▶ Your task
In the material below, list every line carrying the string "Research".

▶ Provided data
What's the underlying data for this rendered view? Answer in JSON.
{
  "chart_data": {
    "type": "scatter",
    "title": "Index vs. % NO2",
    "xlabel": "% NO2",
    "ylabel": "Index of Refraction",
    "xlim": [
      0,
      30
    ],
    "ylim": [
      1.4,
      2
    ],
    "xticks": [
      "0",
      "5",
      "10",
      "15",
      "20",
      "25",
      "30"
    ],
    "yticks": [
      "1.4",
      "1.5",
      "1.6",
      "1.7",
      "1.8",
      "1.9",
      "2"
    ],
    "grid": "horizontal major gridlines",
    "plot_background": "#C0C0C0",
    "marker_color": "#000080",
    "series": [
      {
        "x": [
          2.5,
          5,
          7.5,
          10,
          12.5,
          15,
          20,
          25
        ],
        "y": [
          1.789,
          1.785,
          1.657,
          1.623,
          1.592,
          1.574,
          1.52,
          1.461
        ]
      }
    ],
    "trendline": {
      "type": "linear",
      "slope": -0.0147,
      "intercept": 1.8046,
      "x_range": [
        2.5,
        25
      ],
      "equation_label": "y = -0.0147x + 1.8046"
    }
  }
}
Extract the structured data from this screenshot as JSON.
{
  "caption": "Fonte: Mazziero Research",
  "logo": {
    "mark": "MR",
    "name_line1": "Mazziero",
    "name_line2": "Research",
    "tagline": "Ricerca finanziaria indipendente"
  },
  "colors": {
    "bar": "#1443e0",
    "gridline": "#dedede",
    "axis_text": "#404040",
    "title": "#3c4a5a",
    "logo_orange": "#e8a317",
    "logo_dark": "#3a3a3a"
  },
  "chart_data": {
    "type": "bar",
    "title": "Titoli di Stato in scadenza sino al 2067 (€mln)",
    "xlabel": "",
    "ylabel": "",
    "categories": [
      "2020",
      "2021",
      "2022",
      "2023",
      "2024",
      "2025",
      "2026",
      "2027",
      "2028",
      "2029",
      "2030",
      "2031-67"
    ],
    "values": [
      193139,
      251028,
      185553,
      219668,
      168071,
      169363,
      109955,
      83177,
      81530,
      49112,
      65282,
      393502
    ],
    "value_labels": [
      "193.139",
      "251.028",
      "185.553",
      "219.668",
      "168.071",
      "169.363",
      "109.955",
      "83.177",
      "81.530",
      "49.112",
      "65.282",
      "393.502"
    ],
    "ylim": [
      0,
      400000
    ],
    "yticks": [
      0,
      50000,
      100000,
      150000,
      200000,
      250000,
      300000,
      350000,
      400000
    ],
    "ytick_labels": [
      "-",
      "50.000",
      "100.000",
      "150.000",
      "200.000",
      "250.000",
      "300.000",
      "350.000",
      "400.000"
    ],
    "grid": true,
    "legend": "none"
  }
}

▶ Response to this task
  "caption": "Fonte: Mazziero Research",
    "name_line2": "Research",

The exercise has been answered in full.